» Task goal
Find the word "text" in the data. Return every line where it appears.
-- Begin Stored rows --
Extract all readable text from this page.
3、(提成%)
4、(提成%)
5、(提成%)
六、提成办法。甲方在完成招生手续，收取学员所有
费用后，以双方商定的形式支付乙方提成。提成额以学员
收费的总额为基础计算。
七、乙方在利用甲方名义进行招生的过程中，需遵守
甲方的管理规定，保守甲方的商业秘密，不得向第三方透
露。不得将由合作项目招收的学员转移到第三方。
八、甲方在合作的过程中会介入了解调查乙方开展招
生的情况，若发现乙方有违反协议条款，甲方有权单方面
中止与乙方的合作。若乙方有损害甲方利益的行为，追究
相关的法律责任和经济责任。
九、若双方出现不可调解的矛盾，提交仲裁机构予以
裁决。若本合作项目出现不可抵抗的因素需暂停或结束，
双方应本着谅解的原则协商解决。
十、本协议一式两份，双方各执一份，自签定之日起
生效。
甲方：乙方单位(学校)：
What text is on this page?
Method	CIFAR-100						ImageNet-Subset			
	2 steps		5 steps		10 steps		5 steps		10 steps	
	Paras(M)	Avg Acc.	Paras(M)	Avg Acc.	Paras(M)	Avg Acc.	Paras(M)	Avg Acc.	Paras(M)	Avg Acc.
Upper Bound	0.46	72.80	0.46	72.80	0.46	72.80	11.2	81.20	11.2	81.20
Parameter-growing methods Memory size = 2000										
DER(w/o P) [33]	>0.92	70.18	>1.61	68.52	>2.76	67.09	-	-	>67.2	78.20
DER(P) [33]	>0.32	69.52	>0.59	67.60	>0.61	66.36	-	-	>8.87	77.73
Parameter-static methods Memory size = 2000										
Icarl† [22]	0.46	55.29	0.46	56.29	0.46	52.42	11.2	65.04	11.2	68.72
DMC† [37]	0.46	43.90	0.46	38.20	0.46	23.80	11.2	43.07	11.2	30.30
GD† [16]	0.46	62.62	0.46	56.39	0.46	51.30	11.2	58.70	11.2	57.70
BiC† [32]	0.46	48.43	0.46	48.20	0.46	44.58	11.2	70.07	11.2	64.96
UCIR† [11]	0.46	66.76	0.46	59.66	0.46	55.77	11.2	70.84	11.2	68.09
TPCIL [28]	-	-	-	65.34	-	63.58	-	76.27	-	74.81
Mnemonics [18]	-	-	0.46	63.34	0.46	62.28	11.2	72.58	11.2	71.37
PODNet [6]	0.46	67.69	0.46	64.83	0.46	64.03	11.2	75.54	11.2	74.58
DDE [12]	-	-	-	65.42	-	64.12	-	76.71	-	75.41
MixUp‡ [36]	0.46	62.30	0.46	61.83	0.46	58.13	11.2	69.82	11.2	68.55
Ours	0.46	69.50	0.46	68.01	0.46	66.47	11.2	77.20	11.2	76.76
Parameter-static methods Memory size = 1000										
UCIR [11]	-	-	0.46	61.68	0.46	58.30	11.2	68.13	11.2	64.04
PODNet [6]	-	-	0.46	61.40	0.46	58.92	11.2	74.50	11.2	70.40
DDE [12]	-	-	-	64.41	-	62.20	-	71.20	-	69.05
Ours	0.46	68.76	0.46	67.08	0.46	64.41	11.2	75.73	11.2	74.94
-- End Stored rows --
» Correct answer
Extract all readable text from this page.
What text is on this page?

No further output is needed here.